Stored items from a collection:
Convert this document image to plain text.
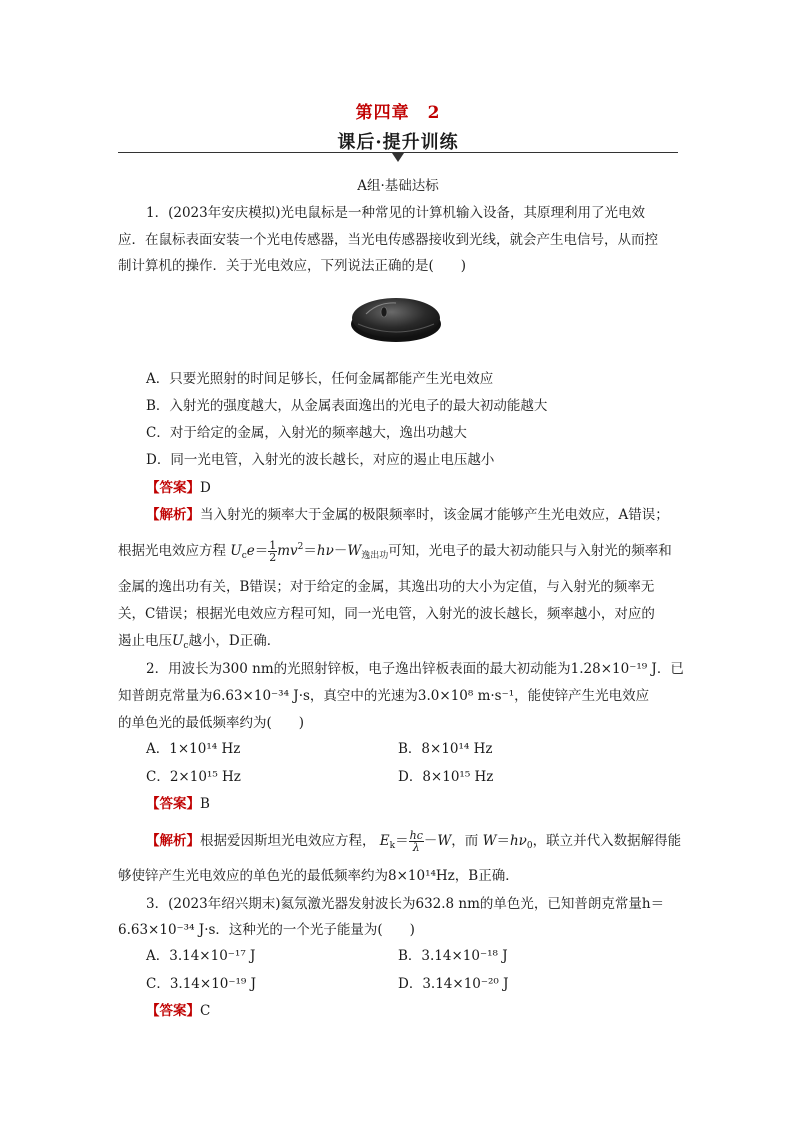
第四章　2
课后·提升训练
A组·基础达标
1．(2023年安庆模拟)光电鼠标是一种常见的计算机输入设备，其原理利用了光电效
应．在鼠标表面安装一个光电传感器，当光电传感器接收到光线，就会产生电信号，从而控
制计算机的操作．关于光电效应，下列说法正确的是(　　)
A．只要光照射的时间足够长，任何金属都能产生光电效应
B．入射光的强度越大，从金属表面逸出的光电子的最大初动能越大
C．对于给定的金属，入射光的频率越大，逸出功越大
D．同一光电管，入射光的波长越长，对应的遏止电压越小
【答案】D
【解析】当入射光的频率大于金属的极限频率时，该金属才能够产生光电效应，A错误；
根据光电效应方程 $U_ce= \frac{1}{2} mv^2=h\nu-W_{逸出功}$可知，光电子的最大初动能只与入射光的频率和
金属的逸出功有关，B错误；对于给定的金属，其逸出功的大小为定值，与入射光的频率无
关，C错误；根据光电效应方程可知，同一光电管，入射光的波长越长，频率越小，对应的
遏止电压$U_c$越小，D正确．
2．用波长为300 nm的光照射锌板，电子逸出锌板表面的最大初动能为1.28×10⁻¹⁹ J．已
知普朗克常量为6.63×10⁻³⁴ J·s，真空中的光速为3.0×10⁸ m·s⁻¹，能使锌产生光电效应
的单色光的最低频率约为(　　)
A．1×10¹⁴ Hz	B．8×10¹⁴ Hz
C．2×10¹⁵ Hz	D．8×10¹⁵ Hz
【答案】B
【解析】根据爱因斯坦光电效应方程， $E_k= \frac{hc}{\lambda} -W$，而 $W=h\nu_0$，联立并代入数据解得能
够使锌产生光电效应的单色光的最低频率约为8×10¹⁴Hz，B正确．
3．(2023年绍兴期末)氦氖激光器发射波长为632.8 nm的单色光，已知普朗克常量h＝
6.63×10⁻³⁴ J·s．这种光的一个光子能量为(　　)
A．3.14×10⁻¹⁷ J	B．3.14×10⁻¹⁸ J
C．3.14×10⁻¹⁹ J	D．3.14×10⁻²⁰ J
【答案】C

EXERCISE DIRECTIONS> Set down the complete material exactly, but do not include the images.

CORRECT OUTPUT>
Convert this document image to plain text.
第四章　2
课后·提升训练
A组·基础达标
1．(2023年安庆模拟)光电鼠标是一种常见的计算机输入设备，其原理利用了光电效
应．在鼠标表面安装一个光电传感器，当光电传感器接收到光线，就会产生电信号，从而控
制计算机的操作．关于光电效应，下列说法正确的是(　　)
A．只要光照射的时间足够长，任何金属都能产生光电效应
B．入射光的强度越大，从金属表面逸出的光电子的最大初动能越大
C．对于给定的金属，入射光的频率越大，逸出功越大
D．同一光电管，入射光的波长越长，对应的遏止电压越小
【答案】D
【解析】当入射光的频率大于金属的极限频率时，该金属才能够产生光电效应，A错误；
根据光电效应方程 $U_ce= \frac{1}{2} mv^2=h\nu-W_{逸出功}$可知，光电子的最大初动能只与入射光的频率和
金属的逸出功有关，B错误；对于给定的金属，其逸出功的大小为定值，与入射光的频率无
关，C错误；根据光电效应方程可知，同一光电管，入射光的波长越长，频率越小，对应的
遏止电压$U_c$越小，D正确．
2．用波长为300 nm的光照射锌板，电子逸出锌板表面的最大初动能为1.28×10⁻¹⁹ J．已
知普朗克常量为6.63×10⁻³⁴ J·s，真空中的光速为3.0×10⁸ m·s⁻¹，能使锌产生光电效应
的单色光的最低频率约为(　　)
A．1×10¹⁴ Hz	B．8×10¹⁴ Hz
C．2×10¹⁵ Hz	D．8×10¹⁵ Hz
【答案】B
【解析】根据爱因斯坦光电效应方程， $E_k= \frac{hc}{\lambda} -W$，而 $W=h\nu_0$，联立并代入数据解得能
够使锌产生光电效应的单色光的最低频率约为8×10¹⁴Hz，B正确．
3．(2023年绍兴期末)氦氖激光器发射波长为632.8 nm的单色光，已知普朗克常量h＝
6.63×10⁻³⁴ J·s．这种光的一个光子能量为(　　)
A．3.14×10⁻¹⁷ J	B．3.14×10⁻¹⁸ J
C．3.14×10⁻¹⁹ J	D．3.14×10⁻²⁰ J
【答案】C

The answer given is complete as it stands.